Dataset entries on figures:
----------------

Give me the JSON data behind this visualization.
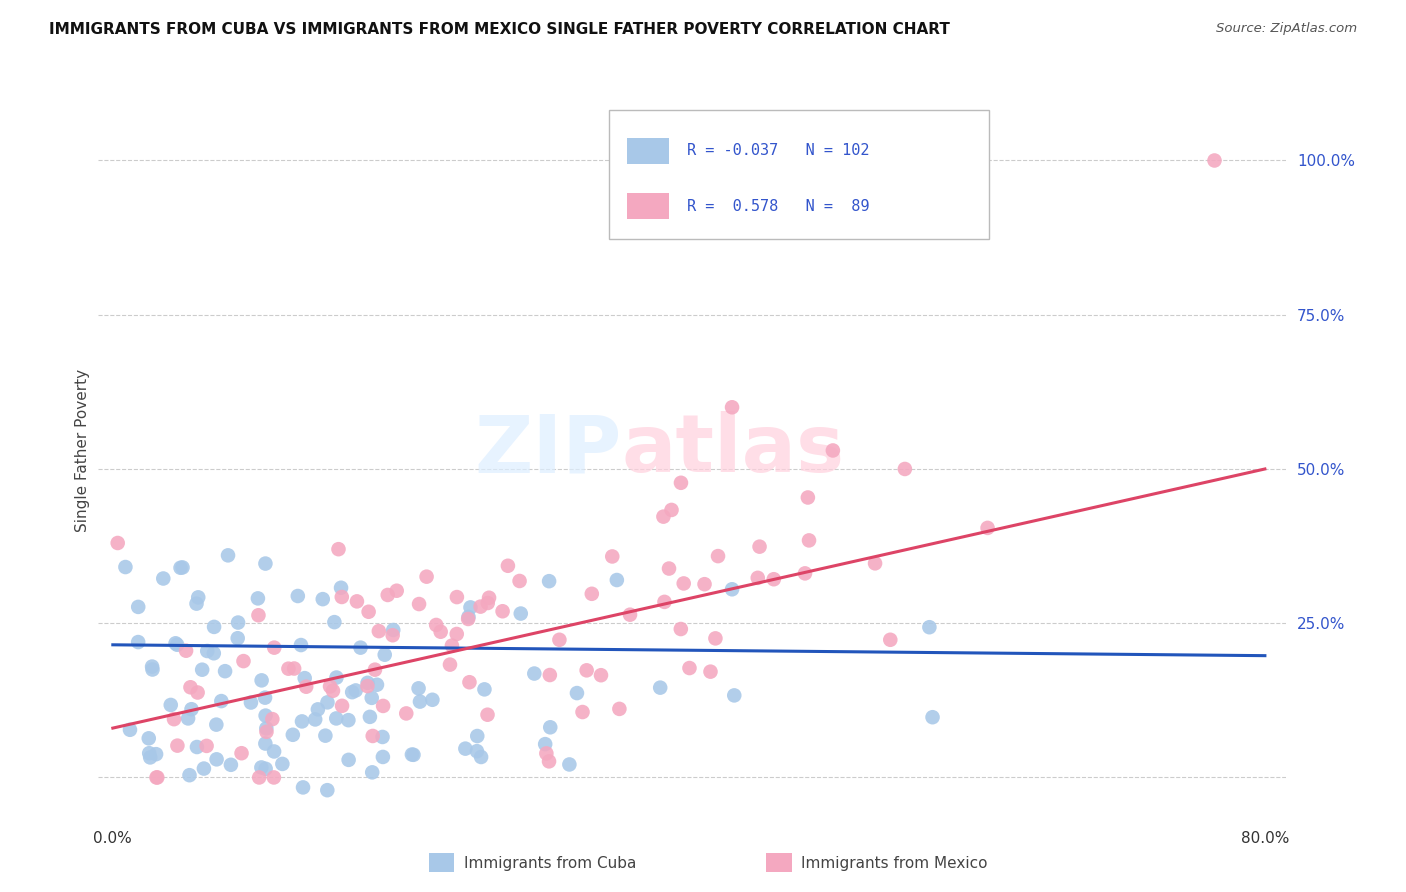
{
  "title": "IMMIGRANTS FROM CUBA VS IMMIGRANTS FROM MEXICO SINGLE FATHER POVERTY CORRELATION CHART",
  "source": "Source: ZipAtlas.com",
  "ylabel": "Single Father Poverty",
  "legend_labels": [
    "Immigrants from Cuba",
    "Immigrants from Mexico"
  ],
  "legend_r": [
    "-0.037",
    "0.578"
  ],
  "legend_n": [
    "102",
    "89"
  ],
  "cuba_color": "#a8c8e8",
  "mexico_color": "#f4a8c0",
  "cuba_line_color": "#2255bb",
  "mexico_line_color": "#dd4466",
  "background_color": "#ffffff",
  "watermark_zip": "ZIP",
  "watermark_atlas": "atlas",
  "xlim": [
    0.0,
    0.8
  ],
  "ylim": [
    -0.07,
    1.13
  ],
  "xticks": [
    0.0,
    0.2,
    0.4,
    0.6,
    0.8
  ],
  "xticklabels": [
    "0.0%",
    "",
    "",
    "",
    "80.0%"
  ],
  "right_yticks": [
    0.0,
    0.25,
    0.5,
    0.75,
    1.0
  ],
  "right_yticklabels": [
    "",
    "25.0%",
    "50.0%",
    "75.0%",
    "100.0%"
  ]
}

----------------

Task — An exact transcription of all the entries is required, without the pictures.

Written response —
Give me the JSON data behind this visualization.
{
  "title": "IMMIGRANTS FROM CUBA VS IMMIGRANTS FROM MEXICO SINGLE FATHER POVERTY CORRELATION CHART",
  "source": "Source: ZipAtlas.com",
  "ylabel": "Single Father Poverty",
  "legend_labels": [
    "Immigrants from Cuba",
    "Immigrants from Mexico"
  ],
  "legend_r": [
    "-0.037",
    "0.578"
  ],
  "legend_n": [
    "102",
    "89"
  ],
  "cuba_color": "#a8c8e8",
  "mexico_color": "#f4a8c0",
  "cuba_line_color": "#2255bb",
  "mexico_line_color": "#dd4466",
  "background_color": "#ffffff",
  "watermark_zip": "ZIP",
  "watermark_atlas": "atlas",
  "xlim": [
    0.0,
    0.8
  ],
  "ylim": [
    -0.07,
    1.13
  ],
  "xticks": [
    0.0,
    0.2,
    0.4,
    0.6,
    0.8
  ],
  "xticklabels": [
    "0.0%",
    "",
    "",
    "",
    "80.0%"
  ],
  "right_yticks": [
    0.0,
    0.25,
    0.5,
    0.75,
    1.0
  ],
  "right_yticklabels": [
    "",
    "25.0%",
    "50.0%",
    "75.0%",
    "100.0%"
  ]
}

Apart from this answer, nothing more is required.